#### [Extracted material]
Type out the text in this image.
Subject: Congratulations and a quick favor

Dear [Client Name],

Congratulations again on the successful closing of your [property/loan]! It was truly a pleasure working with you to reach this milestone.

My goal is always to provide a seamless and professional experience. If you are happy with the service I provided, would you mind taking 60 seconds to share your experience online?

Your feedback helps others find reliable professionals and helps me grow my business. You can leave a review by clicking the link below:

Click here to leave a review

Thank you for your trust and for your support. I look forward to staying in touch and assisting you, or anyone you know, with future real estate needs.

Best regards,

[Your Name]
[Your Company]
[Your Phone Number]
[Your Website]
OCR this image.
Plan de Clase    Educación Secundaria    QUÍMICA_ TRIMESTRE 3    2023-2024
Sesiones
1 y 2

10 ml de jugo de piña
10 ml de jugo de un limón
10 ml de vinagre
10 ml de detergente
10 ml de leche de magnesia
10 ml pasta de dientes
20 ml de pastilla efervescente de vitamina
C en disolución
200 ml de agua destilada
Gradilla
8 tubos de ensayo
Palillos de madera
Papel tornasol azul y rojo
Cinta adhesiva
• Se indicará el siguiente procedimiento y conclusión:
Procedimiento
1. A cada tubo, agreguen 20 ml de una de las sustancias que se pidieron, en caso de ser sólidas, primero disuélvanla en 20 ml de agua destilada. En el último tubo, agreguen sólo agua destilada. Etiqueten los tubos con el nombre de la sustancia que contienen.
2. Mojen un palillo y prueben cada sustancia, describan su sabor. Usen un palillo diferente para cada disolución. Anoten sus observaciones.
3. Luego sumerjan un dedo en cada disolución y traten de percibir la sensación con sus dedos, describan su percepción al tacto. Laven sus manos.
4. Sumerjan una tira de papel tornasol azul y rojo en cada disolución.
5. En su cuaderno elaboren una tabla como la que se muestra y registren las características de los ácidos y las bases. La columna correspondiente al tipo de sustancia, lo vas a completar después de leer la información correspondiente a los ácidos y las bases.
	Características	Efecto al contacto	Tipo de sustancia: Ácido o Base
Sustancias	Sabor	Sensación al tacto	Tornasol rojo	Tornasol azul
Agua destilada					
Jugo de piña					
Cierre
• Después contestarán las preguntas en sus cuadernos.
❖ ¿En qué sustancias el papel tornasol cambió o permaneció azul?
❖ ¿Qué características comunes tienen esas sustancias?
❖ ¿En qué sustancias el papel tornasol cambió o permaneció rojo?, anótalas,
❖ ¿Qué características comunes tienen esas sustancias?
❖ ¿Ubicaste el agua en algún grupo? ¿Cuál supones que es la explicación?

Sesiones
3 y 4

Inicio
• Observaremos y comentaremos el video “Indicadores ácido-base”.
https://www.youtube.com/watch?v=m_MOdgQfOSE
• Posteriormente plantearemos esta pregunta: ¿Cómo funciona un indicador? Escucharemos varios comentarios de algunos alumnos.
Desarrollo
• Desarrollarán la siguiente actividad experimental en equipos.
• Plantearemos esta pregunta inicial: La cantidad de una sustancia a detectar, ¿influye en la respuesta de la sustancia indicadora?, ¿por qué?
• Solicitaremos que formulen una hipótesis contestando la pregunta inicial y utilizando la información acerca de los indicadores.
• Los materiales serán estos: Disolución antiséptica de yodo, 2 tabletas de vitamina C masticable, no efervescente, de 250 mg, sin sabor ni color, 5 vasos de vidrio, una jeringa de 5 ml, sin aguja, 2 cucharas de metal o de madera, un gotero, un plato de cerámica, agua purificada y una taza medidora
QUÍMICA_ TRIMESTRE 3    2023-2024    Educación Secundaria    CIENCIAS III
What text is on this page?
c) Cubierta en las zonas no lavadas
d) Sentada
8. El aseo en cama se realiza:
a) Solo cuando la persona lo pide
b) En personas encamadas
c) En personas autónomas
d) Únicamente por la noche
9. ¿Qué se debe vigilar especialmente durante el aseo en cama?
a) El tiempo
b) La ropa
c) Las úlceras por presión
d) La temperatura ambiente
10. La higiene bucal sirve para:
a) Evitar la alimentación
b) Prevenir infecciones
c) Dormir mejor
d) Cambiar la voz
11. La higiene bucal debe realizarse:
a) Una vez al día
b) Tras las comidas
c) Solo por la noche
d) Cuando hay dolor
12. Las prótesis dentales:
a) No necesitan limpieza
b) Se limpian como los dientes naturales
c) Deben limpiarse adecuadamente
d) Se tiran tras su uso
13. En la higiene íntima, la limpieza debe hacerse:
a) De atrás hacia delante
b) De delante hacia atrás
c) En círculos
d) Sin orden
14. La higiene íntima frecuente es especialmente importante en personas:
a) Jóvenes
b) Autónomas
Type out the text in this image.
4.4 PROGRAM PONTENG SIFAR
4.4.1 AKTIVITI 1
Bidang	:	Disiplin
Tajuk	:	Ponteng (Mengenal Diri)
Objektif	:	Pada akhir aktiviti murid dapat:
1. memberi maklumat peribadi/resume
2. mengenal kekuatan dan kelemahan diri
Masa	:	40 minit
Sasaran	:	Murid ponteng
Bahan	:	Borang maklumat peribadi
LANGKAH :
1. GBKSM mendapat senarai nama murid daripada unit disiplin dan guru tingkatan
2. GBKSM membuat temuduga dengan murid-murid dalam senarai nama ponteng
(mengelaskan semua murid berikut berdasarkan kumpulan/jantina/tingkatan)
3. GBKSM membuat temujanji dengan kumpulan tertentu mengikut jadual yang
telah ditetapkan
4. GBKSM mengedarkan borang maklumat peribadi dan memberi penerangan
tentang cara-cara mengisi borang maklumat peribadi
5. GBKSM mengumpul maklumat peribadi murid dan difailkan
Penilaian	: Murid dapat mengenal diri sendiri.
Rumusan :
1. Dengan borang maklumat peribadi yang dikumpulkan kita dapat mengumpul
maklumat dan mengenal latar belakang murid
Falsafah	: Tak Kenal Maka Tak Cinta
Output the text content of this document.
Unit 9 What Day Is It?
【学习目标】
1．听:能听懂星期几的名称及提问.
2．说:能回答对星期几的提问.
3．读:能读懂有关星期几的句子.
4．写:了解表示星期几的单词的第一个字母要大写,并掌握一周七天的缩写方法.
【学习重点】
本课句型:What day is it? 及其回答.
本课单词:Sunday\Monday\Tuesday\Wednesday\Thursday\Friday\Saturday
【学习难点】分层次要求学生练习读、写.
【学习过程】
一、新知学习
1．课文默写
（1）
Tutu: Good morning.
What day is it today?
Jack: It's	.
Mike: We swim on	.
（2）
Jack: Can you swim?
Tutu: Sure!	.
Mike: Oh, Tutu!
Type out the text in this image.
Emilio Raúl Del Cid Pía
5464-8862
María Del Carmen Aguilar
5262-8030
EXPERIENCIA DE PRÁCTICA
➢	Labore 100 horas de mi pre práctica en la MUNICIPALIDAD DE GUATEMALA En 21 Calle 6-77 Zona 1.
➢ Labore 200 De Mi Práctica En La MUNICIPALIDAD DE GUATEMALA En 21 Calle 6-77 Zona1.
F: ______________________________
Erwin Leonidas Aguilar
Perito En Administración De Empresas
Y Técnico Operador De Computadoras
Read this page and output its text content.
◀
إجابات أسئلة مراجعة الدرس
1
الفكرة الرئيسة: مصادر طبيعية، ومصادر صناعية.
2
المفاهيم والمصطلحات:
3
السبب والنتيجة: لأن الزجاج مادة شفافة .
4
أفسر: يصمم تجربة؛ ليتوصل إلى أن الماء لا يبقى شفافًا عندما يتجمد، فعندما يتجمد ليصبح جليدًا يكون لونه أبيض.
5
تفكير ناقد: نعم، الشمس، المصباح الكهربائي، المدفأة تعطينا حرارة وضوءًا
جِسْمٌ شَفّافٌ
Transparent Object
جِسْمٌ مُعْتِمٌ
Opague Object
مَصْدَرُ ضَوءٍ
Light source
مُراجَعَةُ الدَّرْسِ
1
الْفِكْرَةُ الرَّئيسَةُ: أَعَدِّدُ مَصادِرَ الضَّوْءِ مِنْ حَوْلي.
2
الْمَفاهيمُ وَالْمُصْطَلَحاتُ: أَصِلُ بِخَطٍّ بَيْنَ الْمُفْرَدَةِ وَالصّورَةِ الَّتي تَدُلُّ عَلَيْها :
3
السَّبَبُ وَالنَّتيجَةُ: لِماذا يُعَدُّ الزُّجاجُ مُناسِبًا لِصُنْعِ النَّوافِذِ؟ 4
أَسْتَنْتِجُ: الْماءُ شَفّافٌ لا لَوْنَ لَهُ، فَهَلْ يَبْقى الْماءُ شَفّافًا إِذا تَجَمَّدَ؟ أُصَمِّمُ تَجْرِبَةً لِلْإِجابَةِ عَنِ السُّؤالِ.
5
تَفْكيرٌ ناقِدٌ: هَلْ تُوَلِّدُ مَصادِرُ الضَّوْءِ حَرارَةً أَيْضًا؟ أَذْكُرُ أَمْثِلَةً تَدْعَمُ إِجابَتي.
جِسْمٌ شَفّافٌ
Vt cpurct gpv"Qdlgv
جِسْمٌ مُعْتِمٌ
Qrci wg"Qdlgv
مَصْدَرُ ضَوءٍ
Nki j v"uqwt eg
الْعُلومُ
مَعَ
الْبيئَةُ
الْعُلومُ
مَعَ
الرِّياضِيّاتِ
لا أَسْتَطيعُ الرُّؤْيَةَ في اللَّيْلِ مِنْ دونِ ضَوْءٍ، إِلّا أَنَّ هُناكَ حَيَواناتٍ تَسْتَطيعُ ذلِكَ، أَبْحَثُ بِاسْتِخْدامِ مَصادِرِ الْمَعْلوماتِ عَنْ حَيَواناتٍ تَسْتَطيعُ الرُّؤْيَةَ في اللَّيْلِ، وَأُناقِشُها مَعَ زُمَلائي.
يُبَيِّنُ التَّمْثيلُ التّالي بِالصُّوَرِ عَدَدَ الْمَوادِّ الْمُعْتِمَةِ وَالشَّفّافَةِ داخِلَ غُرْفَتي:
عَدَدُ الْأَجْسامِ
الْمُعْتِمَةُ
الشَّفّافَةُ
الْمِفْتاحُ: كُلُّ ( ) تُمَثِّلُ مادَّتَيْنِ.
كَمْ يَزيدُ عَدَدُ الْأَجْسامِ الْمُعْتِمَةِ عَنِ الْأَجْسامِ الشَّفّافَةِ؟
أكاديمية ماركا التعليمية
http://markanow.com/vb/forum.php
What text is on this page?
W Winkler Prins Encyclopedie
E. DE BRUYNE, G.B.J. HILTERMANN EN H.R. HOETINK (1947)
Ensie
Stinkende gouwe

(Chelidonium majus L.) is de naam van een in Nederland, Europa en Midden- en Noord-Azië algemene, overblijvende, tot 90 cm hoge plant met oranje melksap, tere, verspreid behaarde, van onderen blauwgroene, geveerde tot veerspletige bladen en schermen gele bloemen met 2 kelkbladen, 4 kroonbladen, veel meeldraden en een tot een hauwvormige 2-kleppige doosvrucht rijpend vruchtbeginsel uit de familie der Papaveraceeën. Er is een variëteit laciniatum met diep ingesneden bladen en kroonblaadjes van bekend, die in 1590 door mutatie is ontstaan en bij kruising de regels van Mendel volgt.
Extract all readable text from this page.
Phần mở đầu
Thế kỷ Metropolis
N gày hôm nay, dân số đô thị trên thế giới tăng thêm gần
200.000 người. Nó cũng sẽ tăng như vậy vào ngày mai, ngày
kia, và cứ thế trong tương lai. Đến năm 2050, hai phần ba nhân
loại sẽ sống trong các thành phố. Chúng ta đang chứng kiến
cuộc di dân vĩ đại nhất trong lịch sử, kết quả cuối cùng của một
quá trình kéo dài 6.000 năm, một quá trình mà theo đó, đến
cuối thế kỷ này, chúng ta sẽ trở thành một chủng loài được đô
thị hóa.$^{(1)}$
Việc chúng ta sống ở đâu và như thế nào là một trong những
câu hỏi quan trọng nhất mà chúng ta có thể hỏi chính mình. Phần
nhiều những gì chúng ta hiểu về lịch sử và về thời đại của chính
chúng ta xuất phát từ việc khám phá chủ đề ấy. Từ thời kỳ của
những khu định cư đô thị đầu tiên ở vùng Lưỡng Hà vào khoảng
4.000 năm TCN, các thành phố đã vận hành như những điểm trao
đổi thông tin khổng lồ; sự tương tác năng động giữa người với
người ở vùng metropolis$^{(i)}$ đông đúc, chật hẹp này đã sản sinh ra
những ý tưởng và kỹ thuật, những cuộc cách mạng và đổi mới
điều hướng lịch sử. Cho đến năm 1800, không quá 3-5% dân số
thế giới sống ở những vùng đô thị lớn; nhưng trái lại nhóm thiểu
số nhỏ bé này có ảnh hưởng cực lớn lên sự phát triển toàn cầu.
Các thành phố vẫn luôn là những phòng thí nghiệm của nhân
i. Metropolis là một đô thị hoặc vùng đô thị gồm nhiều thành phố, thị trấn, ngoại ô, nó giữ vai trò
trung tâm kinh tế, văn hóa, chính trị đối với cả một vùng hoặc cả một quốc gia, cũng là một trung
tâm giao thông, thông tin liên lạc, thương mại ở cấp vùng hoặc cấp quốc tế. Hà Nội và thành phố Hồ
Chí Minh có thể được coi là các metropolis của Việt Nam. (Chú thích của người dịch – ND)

#### [What you will do]
Look through the listing and extract every line with "giới" in it.

#### [Solution for this task]
N gày hôm nay, dân số đô thị trên thế giới tăng thêm gần
thế giới sống ở những vùng đô thị lớn; nhưng trái lại nhóm thiểu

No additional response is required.